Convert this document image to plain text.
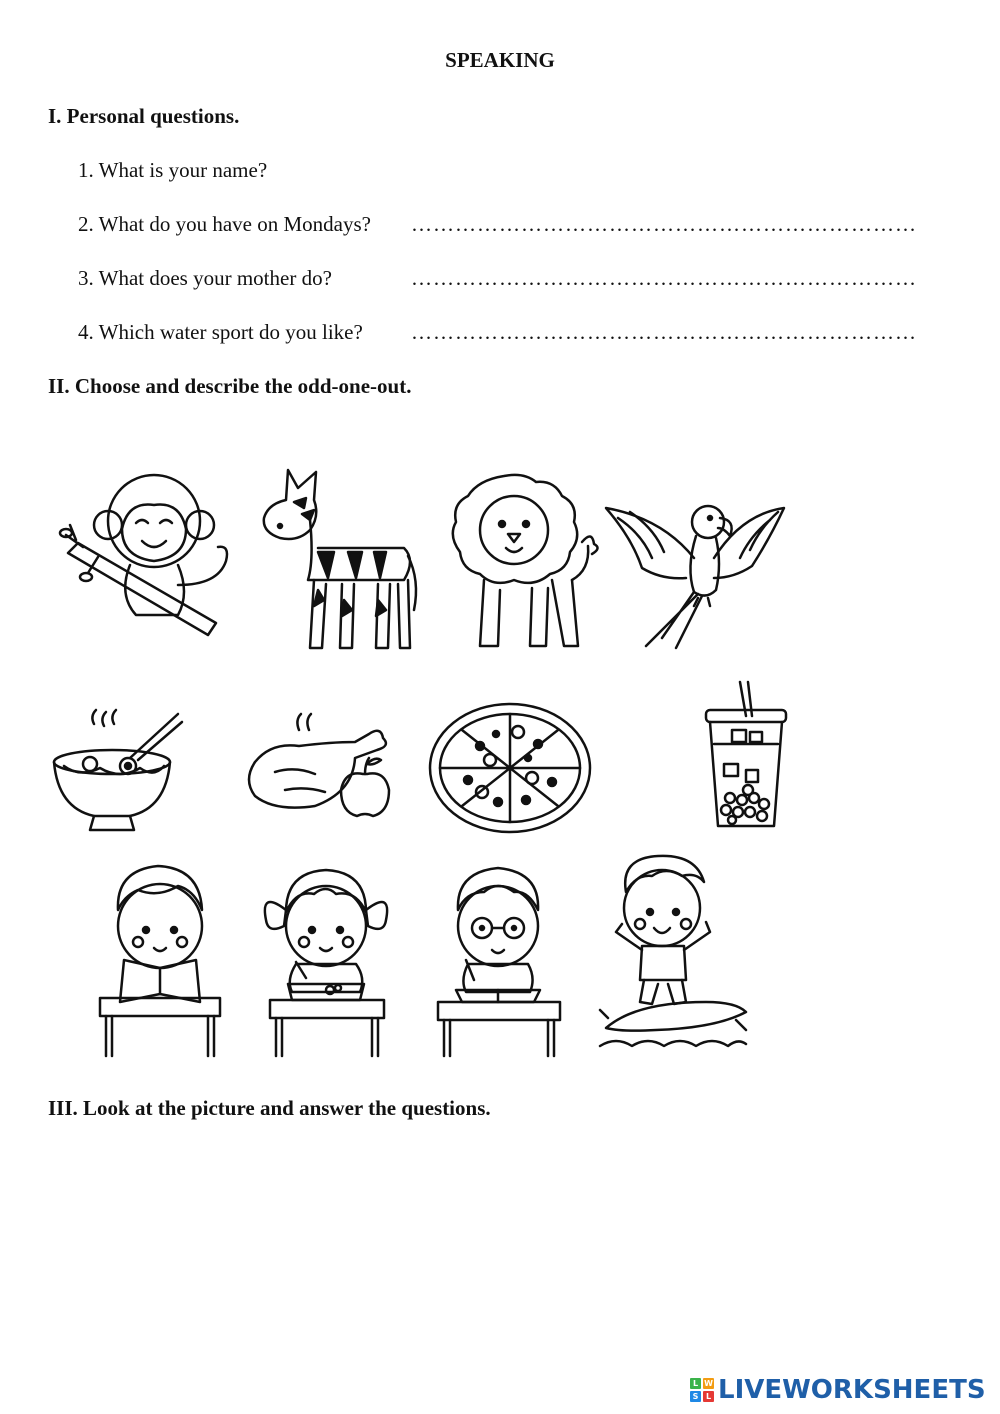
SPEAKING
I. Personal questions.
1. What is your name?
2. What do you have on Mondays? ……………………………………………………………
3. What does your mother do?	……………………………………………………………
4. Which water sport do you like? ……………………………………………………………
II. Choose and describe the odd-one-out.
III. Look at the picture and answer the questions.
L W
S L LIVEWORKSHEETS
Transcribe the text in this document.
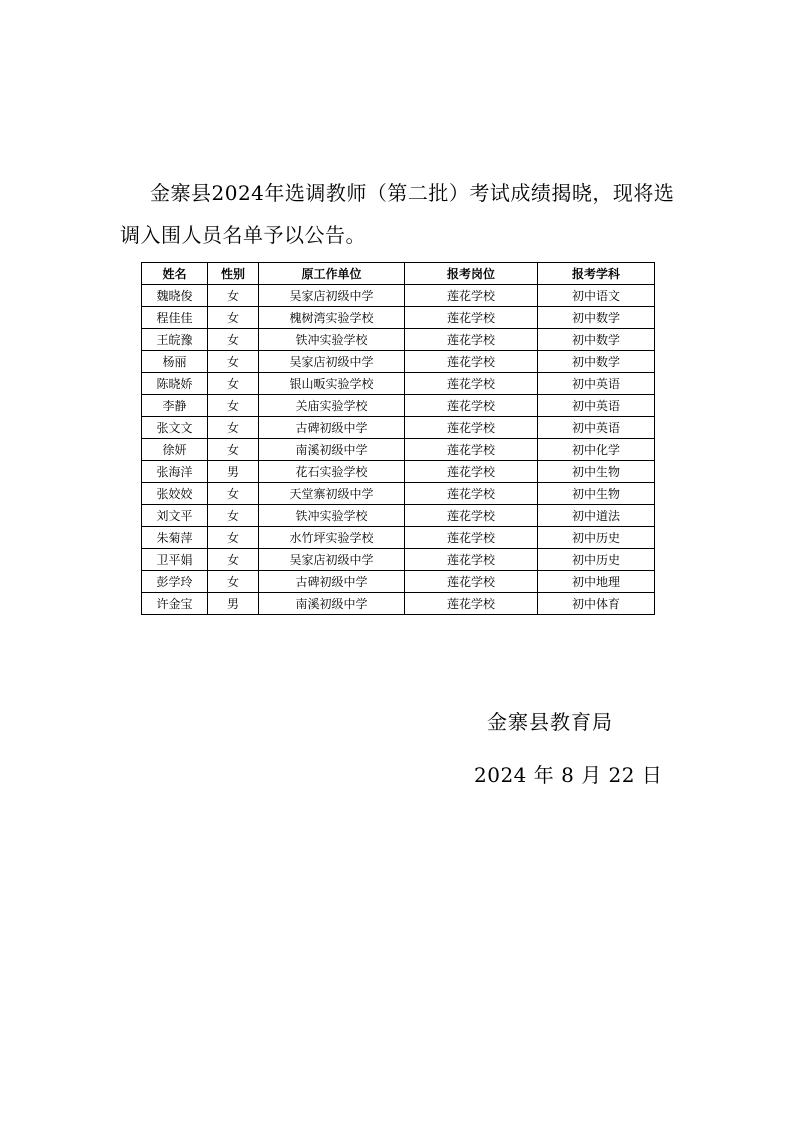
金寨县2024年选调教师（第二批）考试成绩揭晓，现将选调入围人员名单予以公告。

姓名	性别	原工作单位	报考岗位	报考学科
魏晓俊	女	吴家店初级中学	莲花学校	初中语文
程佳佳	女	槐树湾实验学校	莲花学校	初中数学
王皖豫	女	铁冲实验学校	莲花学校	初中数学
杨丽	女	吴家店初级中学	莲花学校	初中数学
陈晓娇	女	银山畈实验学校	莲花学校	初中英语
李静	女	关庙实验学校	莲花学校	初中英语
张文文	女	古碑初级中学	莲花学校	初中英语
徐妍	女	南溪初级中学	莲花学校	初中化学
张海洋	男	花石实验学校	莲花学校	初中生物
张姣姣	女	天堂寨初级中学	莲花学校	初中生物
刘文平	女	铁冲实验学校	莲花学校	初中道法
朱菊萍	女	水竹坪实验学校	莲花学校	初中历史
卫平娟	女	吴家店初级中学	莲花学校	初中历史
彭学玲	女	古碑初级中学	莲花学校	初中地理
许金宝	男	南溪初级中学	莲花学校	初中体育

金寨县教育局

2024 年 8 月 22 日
----
Print exactly the span of lines that begins with the line containing "Transcribe the text in this document." and ends with the last line of the listing, with no pictures.

> **Expected output**
Transcribe the text in this document.
金寨县2024年选调教师（第二批）考试成绩揭晓，现将选调入围人员名单予以公告。

姓名	性别	原工作单位	报考岗位	报考学科
魏晓俊	女	吴家店初级中学	莲花学校	初中语文
程佳佳	女	槐树湾实验学校	莲花学校	初中数学
王皖豫	女	铁冲实验学校	莲花学校	初中数学
杨丽	女	吴家店初级中学	莲花学校	初中数学
陈晓娇	女	银山畈实验学校	莲花学校	初中英语
李静	女	关庙实验学校	莲花学校	初中英语
张文文	女	古碑初级中学	莲花学校	初中英语
徐妍	女	南溪初级中学	莲花学校	初中化学
张海洋	男	花石实验学校	莲花学校	初中生物
张姣姣	女	天堂寨初级中学	莲花学校	初中生物
刘文平	女	铁冲实验学校	莲花学校	初中道法
朱菊萍	女	水竹坪实验学校	莲花学校	初中历史
卫平娟	女	吴家店初级中学	莲花学校	初中历史
彭学玲	女	古碑初级中学	莲花学校	初中地理
许金宝	男	南溪初级中学	莲花学校	初中体育

金寨县教育局

2024 年 8 月 22 日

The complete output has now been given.